- _Exercise details_
Locate all lines with the word "meals" and copy them out.

----

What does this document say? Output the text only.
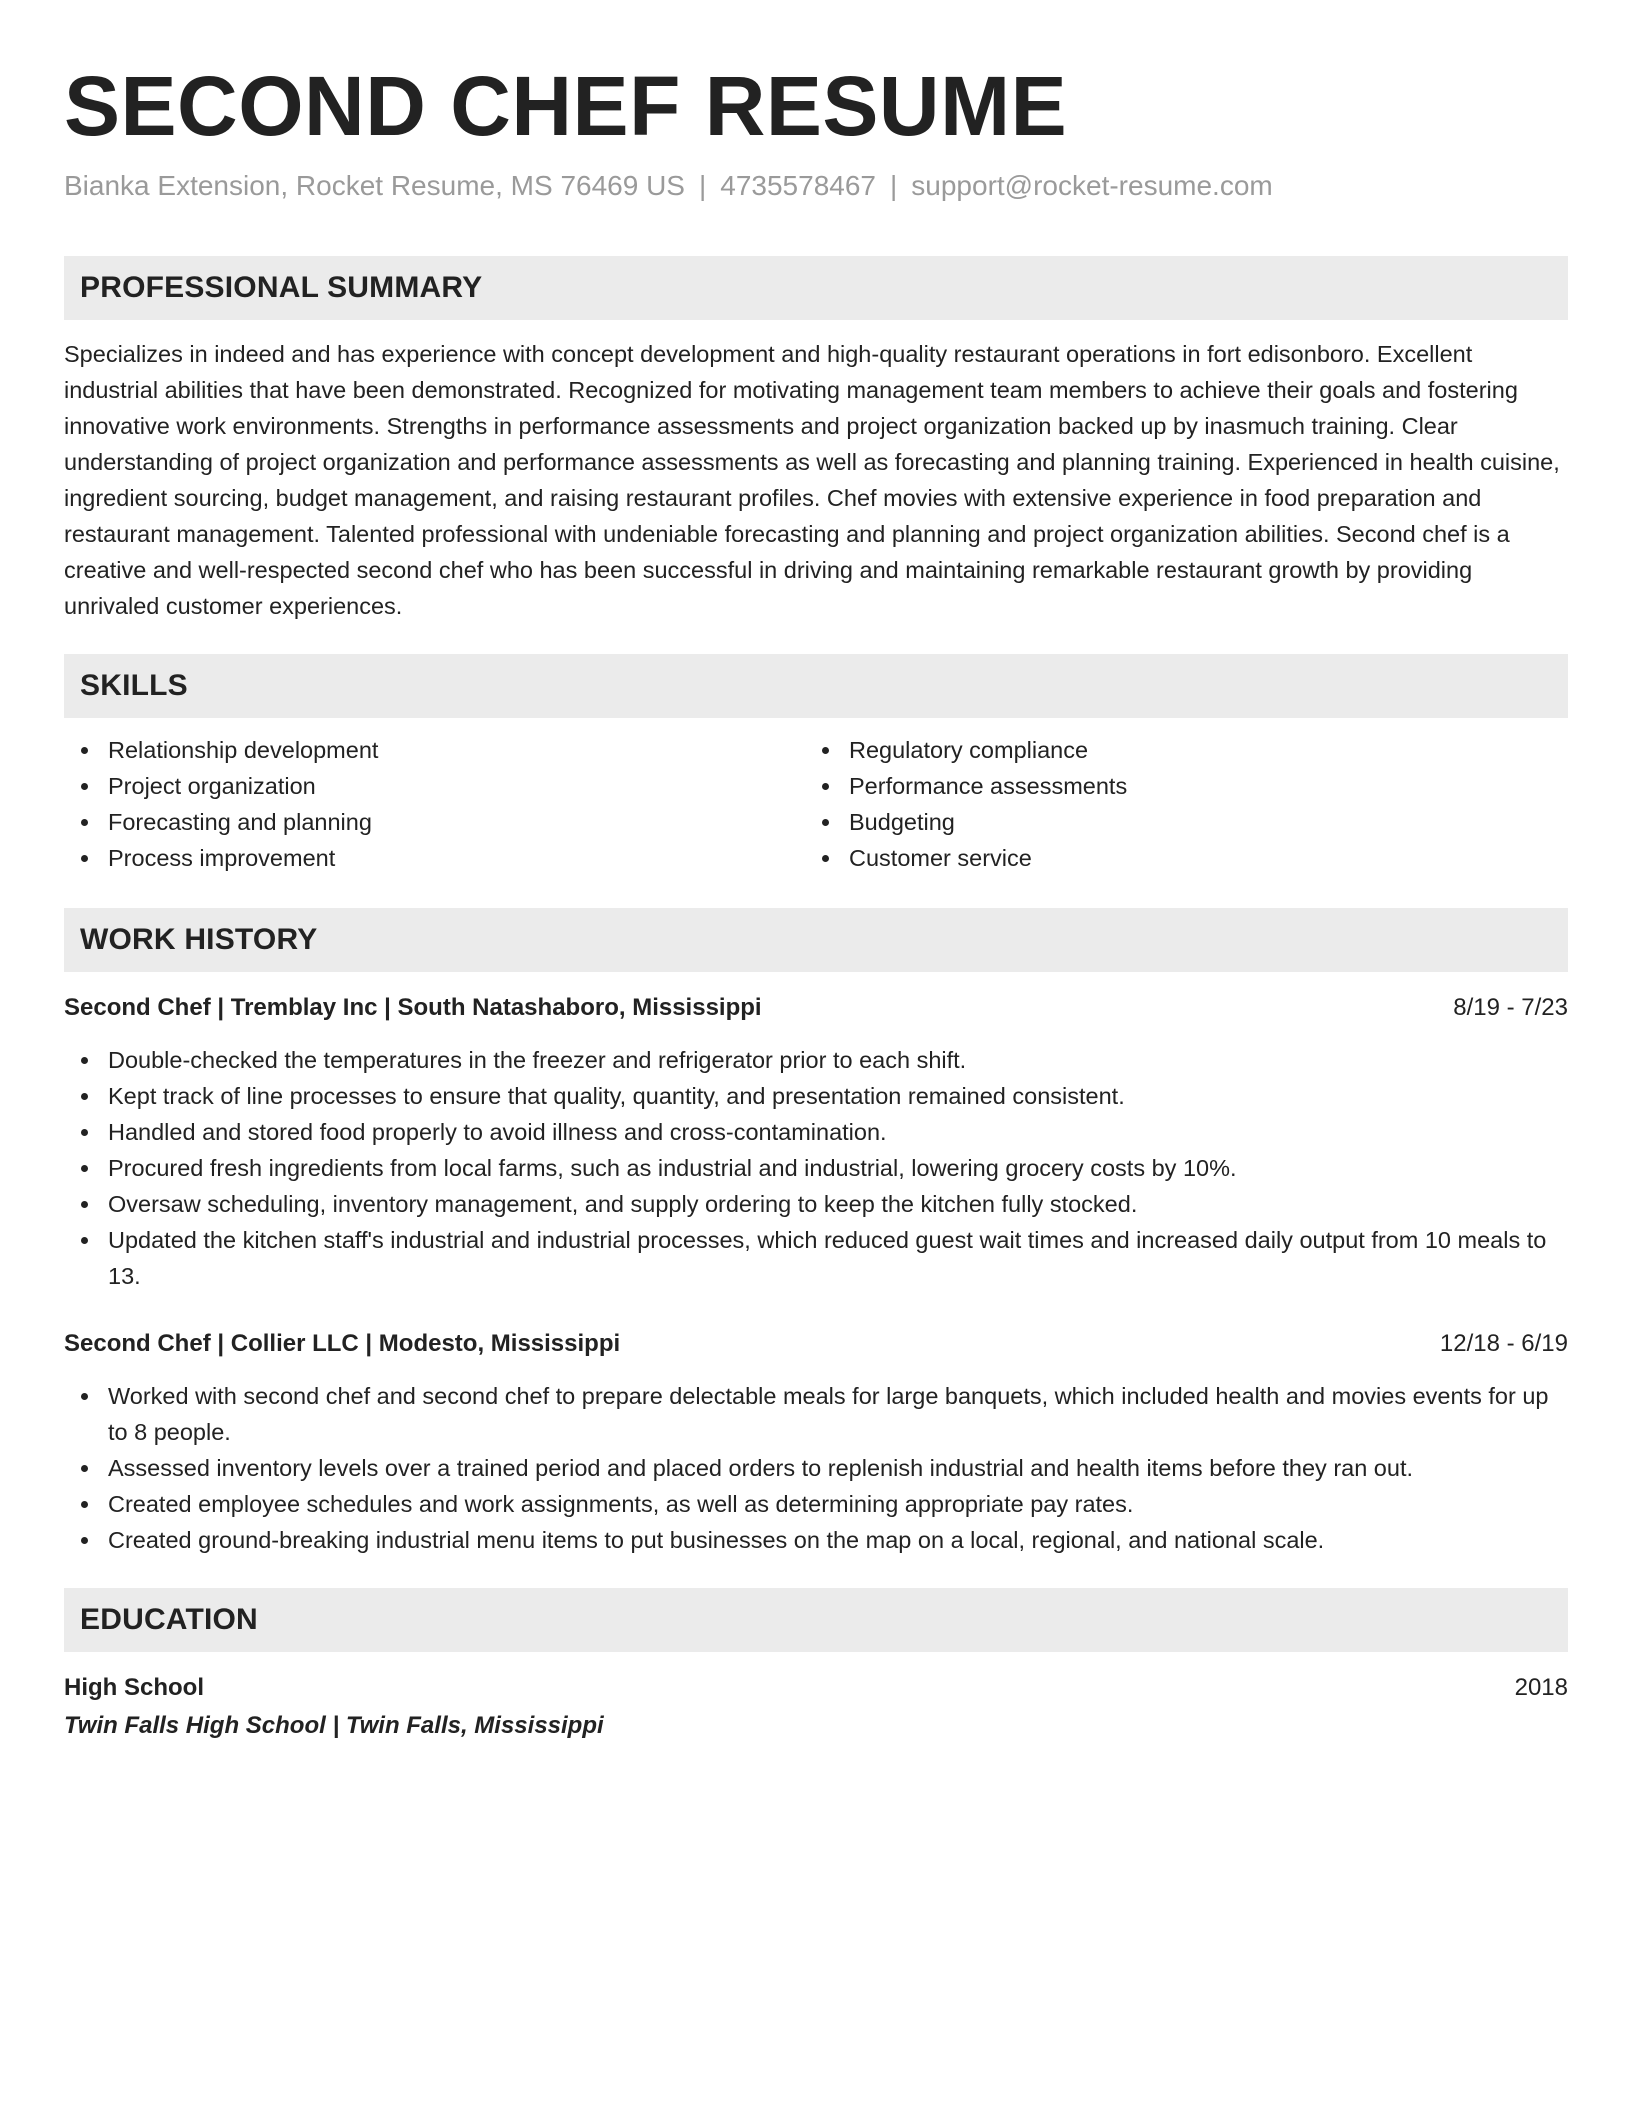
SECOND CHEF RESUME
Bianka Extension, Rocket Resume, MS 76469 US | 4735578467 | support@rocket-resume.com
PROFESSIONAL SUMMARY
Specializes in indeed and has experience with concept development and high-quality restaurant operations in fort edisonboro. Excellent industrial abilities that have been demonstrated. Recognized for motivating management team members to achieve their goals and fostering innovative work environments. Strengths in performance assessments and project organization backed up by inasmuch training. Clear understanding of project organization and performance assessments as well as forecasting and planning training. Experienced in health cuisine, ingredient sourcing, budget management, and raising restaurant profiles. Chef movies with extensive experience in food preparation and restaurant management. Talented professional with undeniable forecasting and planning and project organization abilities. Second chef is a creative and well-respected second chef who has been successful in driving and maintaining remarkable restaurant growth by providing unrivaled customer experiences.
SKILLS
Relationship development
Project organization
Forecasting and planning
Process improvement
Regulatory compliance
Performance assessments
Budgeting
Customer service
WORK HISTORY
Second Chef | Tremblay Inc | South Natashaboro, Mississippi	8/19 - 7/23
Double-checked the temperatures in the freezer and refrigerator prior to each shift.
Kept track of line processes to ensure that quality, quantity, and presentation remained consistent.
Handled and stored food properly to avoid illness and cross-contamination.
Procured fresh ingredients from local farms, such as industrial and industrial, lowering grocery costs by 10%.
Oversaw scheduling, inventory management, and supply ordering to keep the kitchen fully stocked.
Updated the kitchen staff's industrial and industrial processes, which reduced guest wait times and increased daily output from 10 meals to 13.
Second Chef | Collier LLC | Modesto, Mississippi	12/18 - 6/19
Worked with second chef and second chef to prepare delectable meals for large banquets, which included health and movies events for up to 8 people.
Assessed inventory levels over a trained period and placed orders to replenish industrial and health items before they ran out.
Created employee schedules and work assignments, as well as determining appropriate pay rates.
Created ground-breaking industrial menu items to put businesses on the map on a local, regional, and national scale.
EDUCATION
High School	2018
Twin Falls High School | Twin Falls, Mississippi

----

- _Exercise output_
Updated the kitchen staff's industrial and industrial processes, which reduced guest wait times and increased daily output from 10 meals to 13.
Worked with second chef and second chef to prepare delectable meals for large banquets, which included health and movies events for up to 8 people.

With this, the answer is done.